■ Set exercise
Copy, from the entries below, each line in which the string "rate" appears.

■ Data rows
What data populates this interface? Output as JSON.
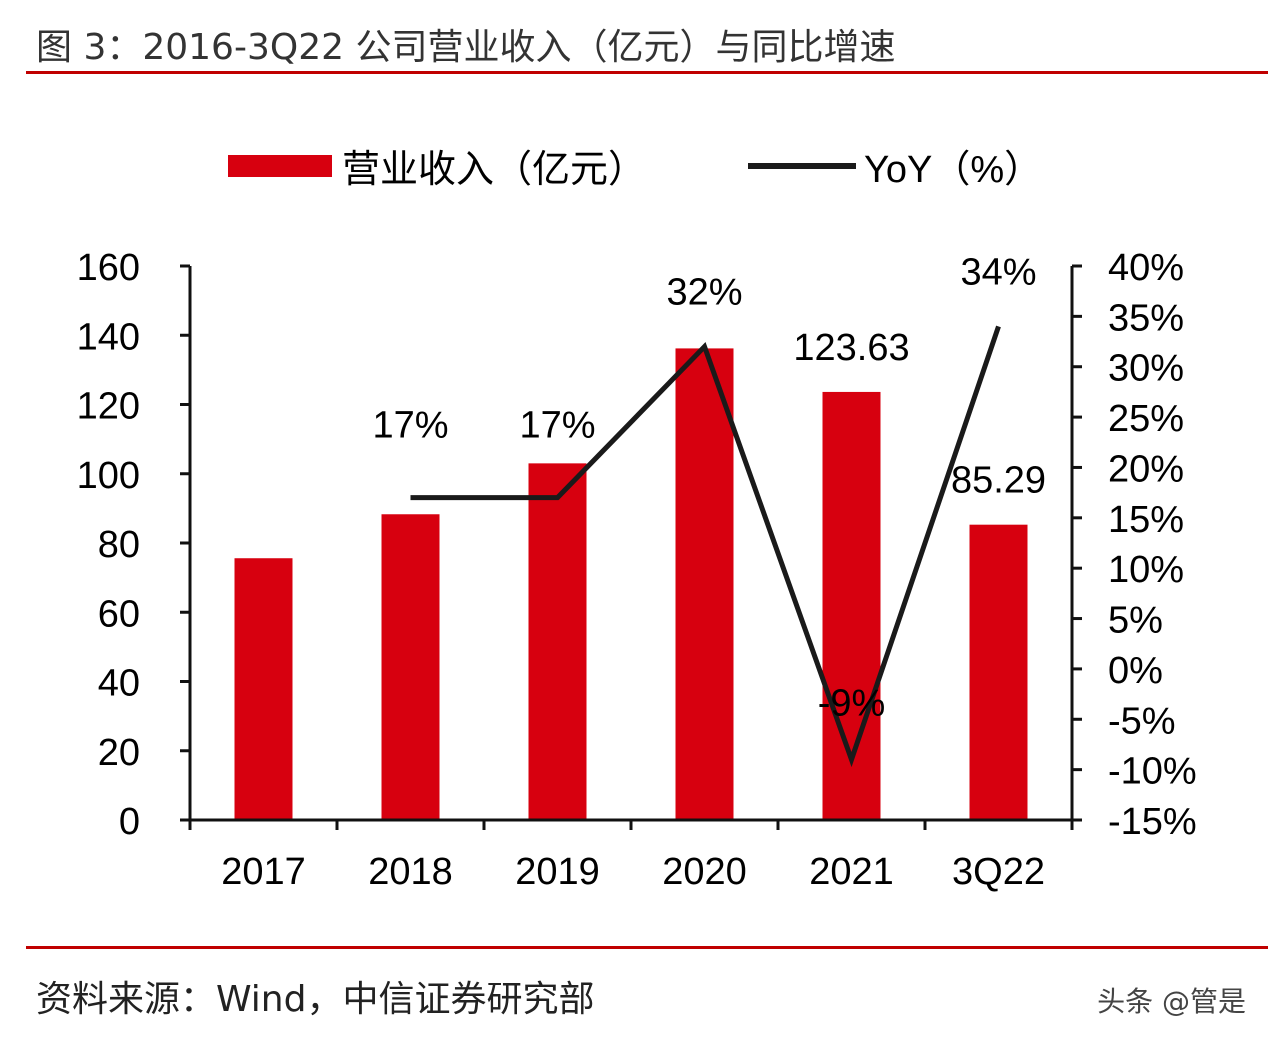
{
  "title": "图 3：2016-3Q22 公司营业收入（亿元）与同比增速",
  "source": "资料来源：Wind，中信证券研究部",
  "watermark": "头条 @管是",
  "colors": {
    "bar": "#d7000f",
    "line": "#1a1a1a",
    "rule": "#c00000"
  },
  "chart_data": {
    "type": "bar+line",
    "categories": [
      "2017",
      "2018",
      "2019",
      "2020",
      "2021",
      "3Q22"
    ],
    "series": [
      {
        "name": "营业收入（亿元）",
        "type": "bar",
        "axis": "left",
        "values": [
          75.6,
          88.3,
          103,
          136.2,
          123.63,
          85.29
        ],
        "labels": [
          "",
          "",
          "",
          "",
          "123.63",
          "85.29"
        ]
      },
      {
        "name": "YoY（%）",
        "type": "line",
        "axis": "right",
        "values": [
          null,
          17,
          17,
          32,
          -9,
          34
        ],
        "labels": [
          "",
          "17%",
          "17%",
          "32%",
          "-9%",
          "34%"
        ]
      }
    ],
    "left_axis": {
      "ylim": [
        0,
        160
      ],
      "ticks": [
        "0",
        "20",
        "40",
        "60",
        "80",
        "100",
        "120",
        "140",
        "160"
      ]
    },
    "right_axis": {
      "ylim": [
        -15,
        40
      ],
      "ticks": [
        "-15%",
        "-10%",
        "-5%",
        "0%",
        "5%",
        "10%",
        "15%",
        "20%",
        "25%",
        "30%",
        "35%",
        "40%"
      ]
    },
    "legend": "top-center",
    "grid": false
  }
}
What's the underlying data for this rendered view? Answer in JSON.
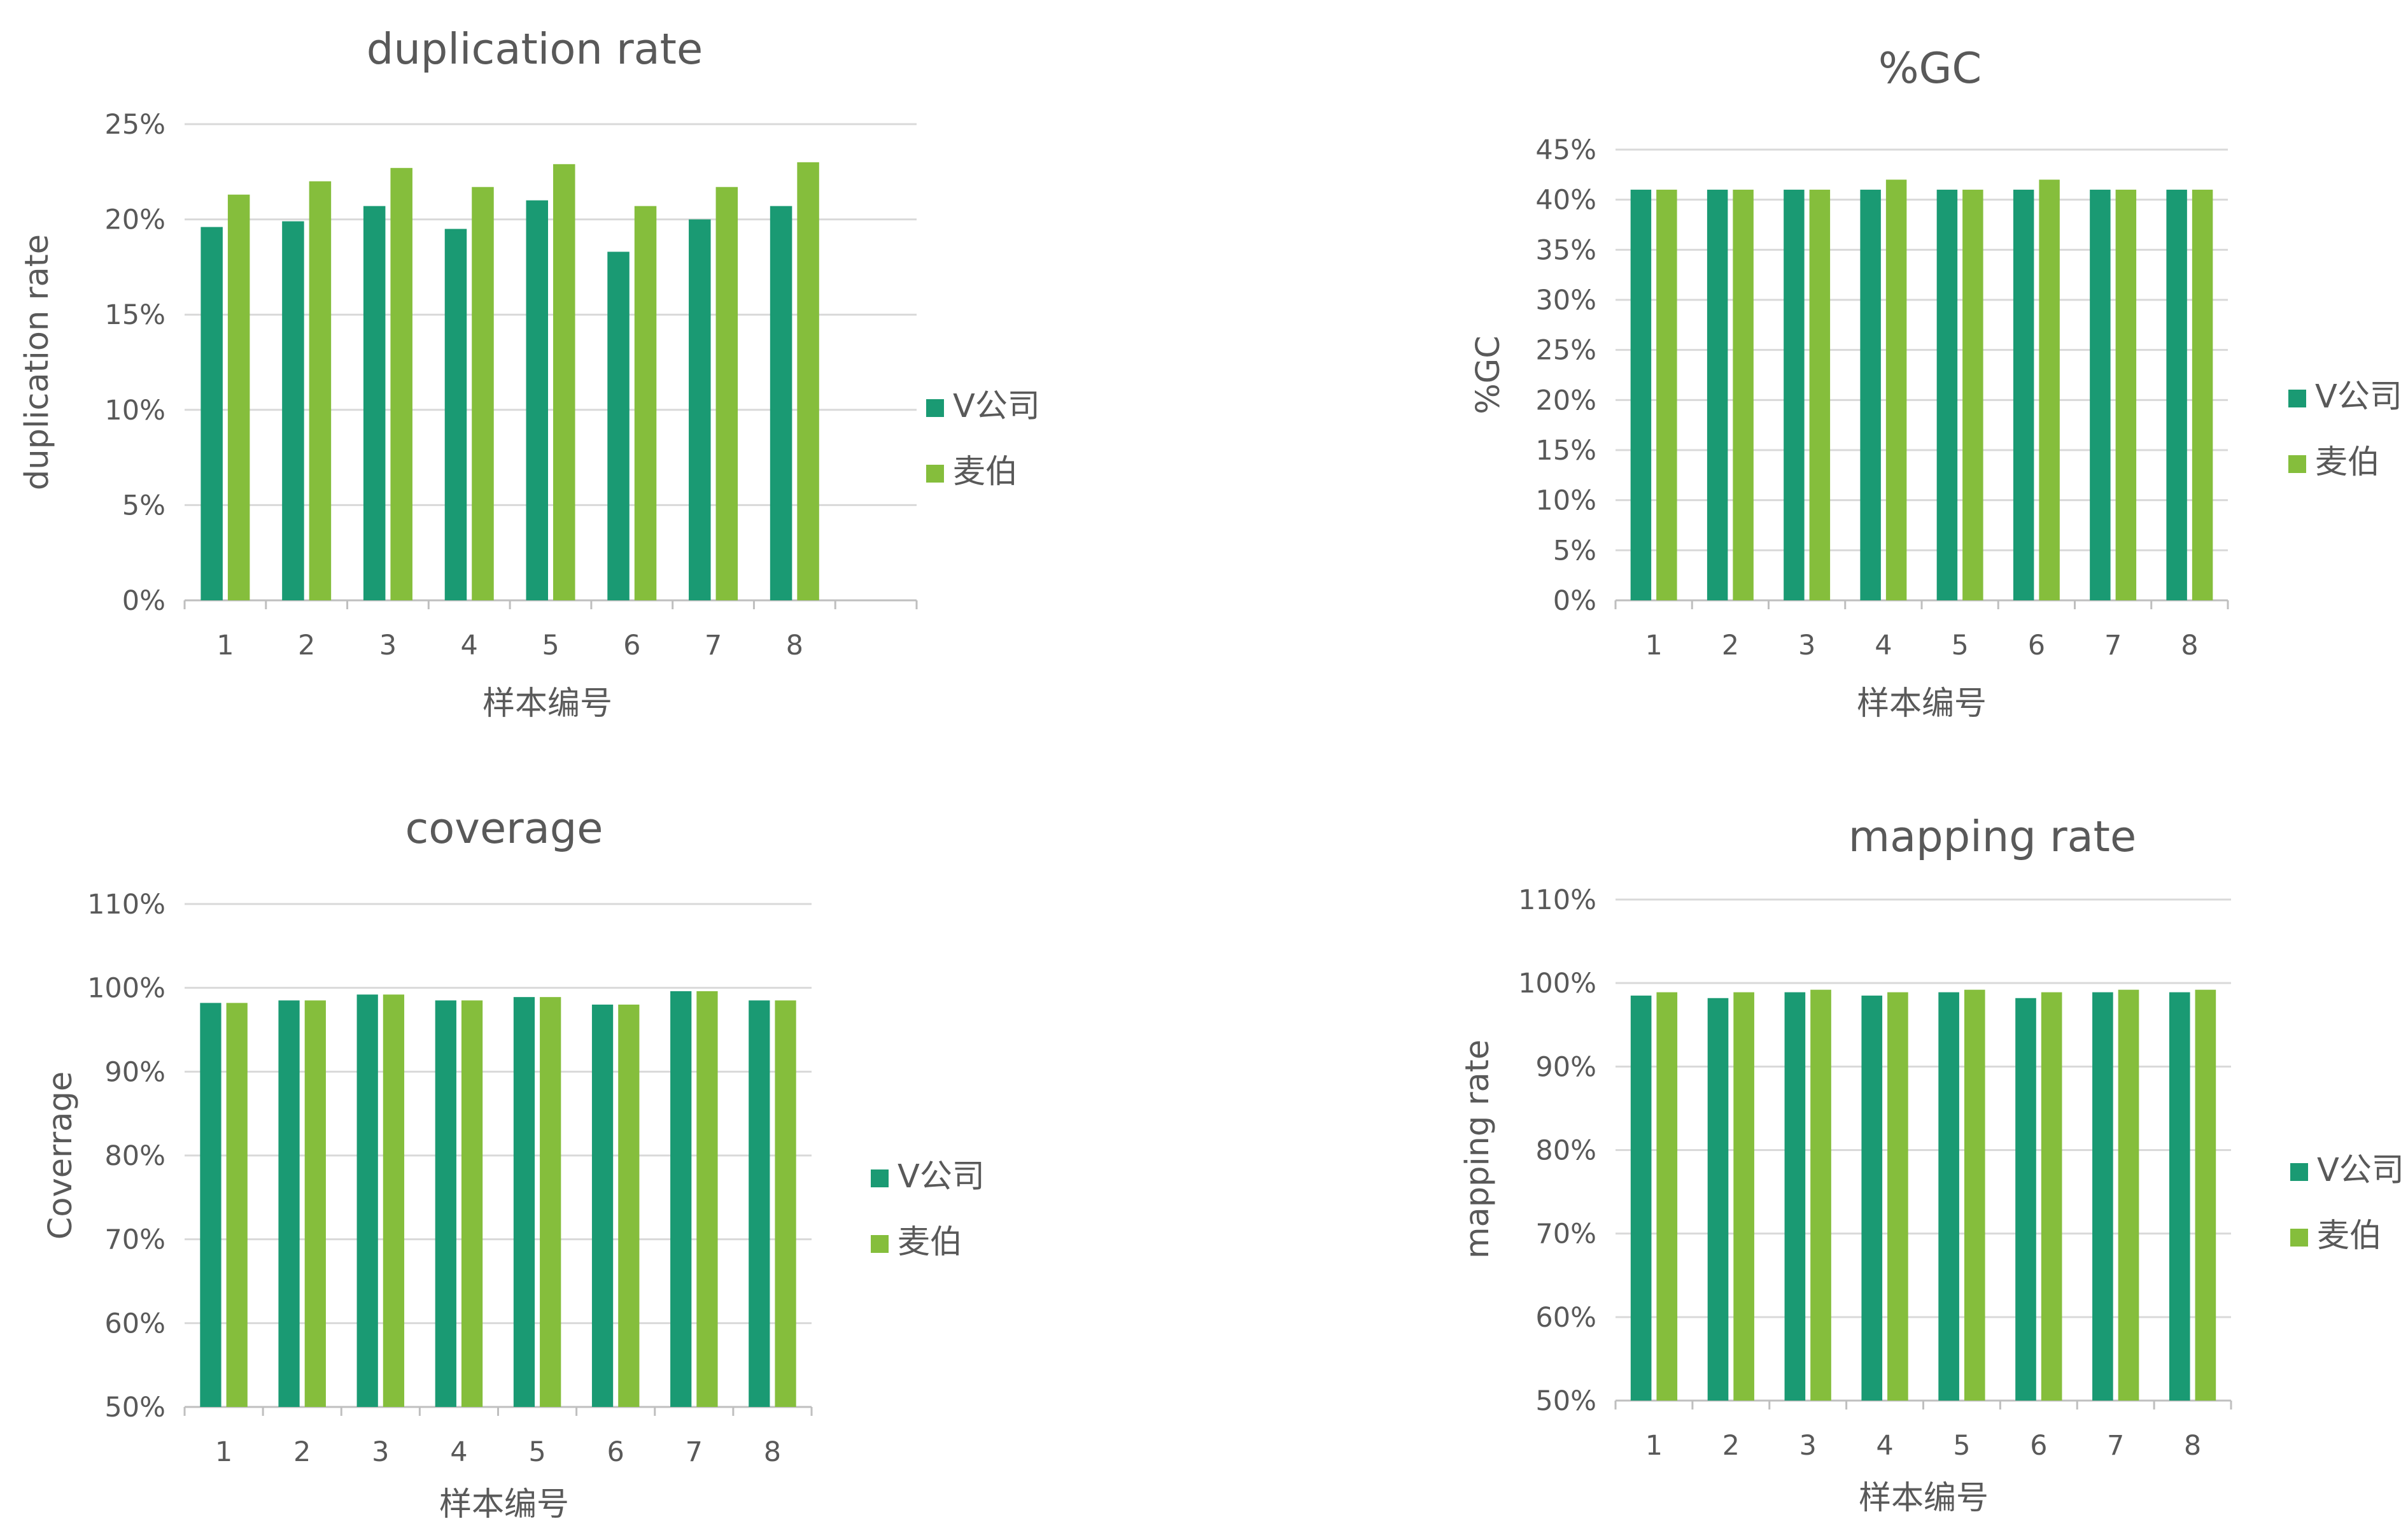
{
  "colors": {
    "v_company": "#1a9a73",
    "maibo": "#85be3c"
  },
  "chart_data": [
    {
      "type": "bar",
      "title": "duplication rate",
      "xlabel": "样本编号",
      "ylabel": "duplication rate",
      "categories": [
        "1",
        "2",
        "3",
        "4",
        "5",
        "6",
        "7",
        "8"
      ],
      "yticks": [
        "0%",
        "5%",
        "10%",
        "15%",
        "20%",
        "25%"
      ],
      "ylim": [
        0,
        25
      ],
      "series": [
        {
          "name": "V公司",
          "values": [
            19.6,
            19.9,
            20.7,
            19.5,
            21.0,
            18.3,
            20.0,
            20.7
          ]
        },
        {
          "name": "麦伯",
          "values": [
            21.3,
            22.0,
            22.7,
            21.7,
            22.9,
            20.7,
            21.7,
            23.0
          ]
        }
      ],
      "grid": true,
      "legend": "right"
    },
    {
      "type": "bar",
      "title": "%GC",
      "xlabel": "样本编号",
      "ylabel": "%GC",
      "categories": [
        "1",
        "2",
        "3",
        "4",
        "5",
        "6",
        "7",
        "8"
      ],
      "yticks": [
        "0%",
        "5%",
        "10%",
        "15%",
        "20%",
        "25%",
        "30%",
        "35%",
        "40%",
        "45%"
      ],
      "ylim": [
        0,
        45
      ],
      "series": [
        {
          "name": "V公司",
          "values": [
            41,
            41,
            41,
            41,
            41,
            41,
            41,
            41
          ]
        },
        {
          "name": "麦伯",
          "values": [
            41,
            41,
            41,
            42,
            41,
            42,
            41,
            41
          ]
        }
      ],
      "grid": true,
      "legend": "right"
    },
    {
      "type": "bar",
      "title": "coverage",
      "xlabel": "样本编号",
      "ylabel": "Coverrage",
      "categories": [
        "1",
        "2",
        "3",
        "4",
        "5",
        "6",
        "7",
        "8"
      ],
      "yticks": [
        "50%",
        "60%",
        "70%",
        "80%",
        "90%",
        "100%",
        "110%"
      ],
      "ylim": [
        50,
        110
      ],
      "series": [
        {
          "name": "V公司",
          "values": [
            98.2,
            98.5,
            99.2,
            98.5,
            98.9,
            98.0,
            99.6,
            98.5
          ]
        },
        {
          "name": "麦伯",
          "values": [
            98.2,
            98.5,
            99.2,
            98.5,
            98.9,
            98.0,
            99.6,
            98.5
          ]
        }
      ],
      "grid": true,
      "legend": "right"
    },
    {
      "type": "bar",
      "title": "mapping rate",
      "xlabel": "样本编号",
      "ylabel": "mapping rate",
      "categories": [
        "1",
        "2",
        "3",
        "4",
        "5",
        "6",
        "7",
        "8"
      ],
      "yticks": [
        "50%",
        "60%",
        "70%",
        "80%",
        "90%",
        "100%",
        "110%"
      ],
      "ylim": [
        50,
        110
      ],
      "series": [
        {
          "name": "V公司",
          "values": [
            98.5,
            98.2,
            98.9,
            98.5,
            98.9,
            98.2,
            98.9,
            98.9
          ]
        },
        {
          "name": "麦伯",
          "values": [
            98.9,
            98.9,
            99.2,
            98.9,
            99.2,
            98.9,
            99.2,
            99.2
          ]
        }
      ],
      "grid": true,
      "legend": "right"
    }
  ]
}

■ Output of the exercise
      "title": "duplication rate",
      "ylabel": "duplication rate",
      "title": "mapping rate",
      "ylabel": "mapping rate",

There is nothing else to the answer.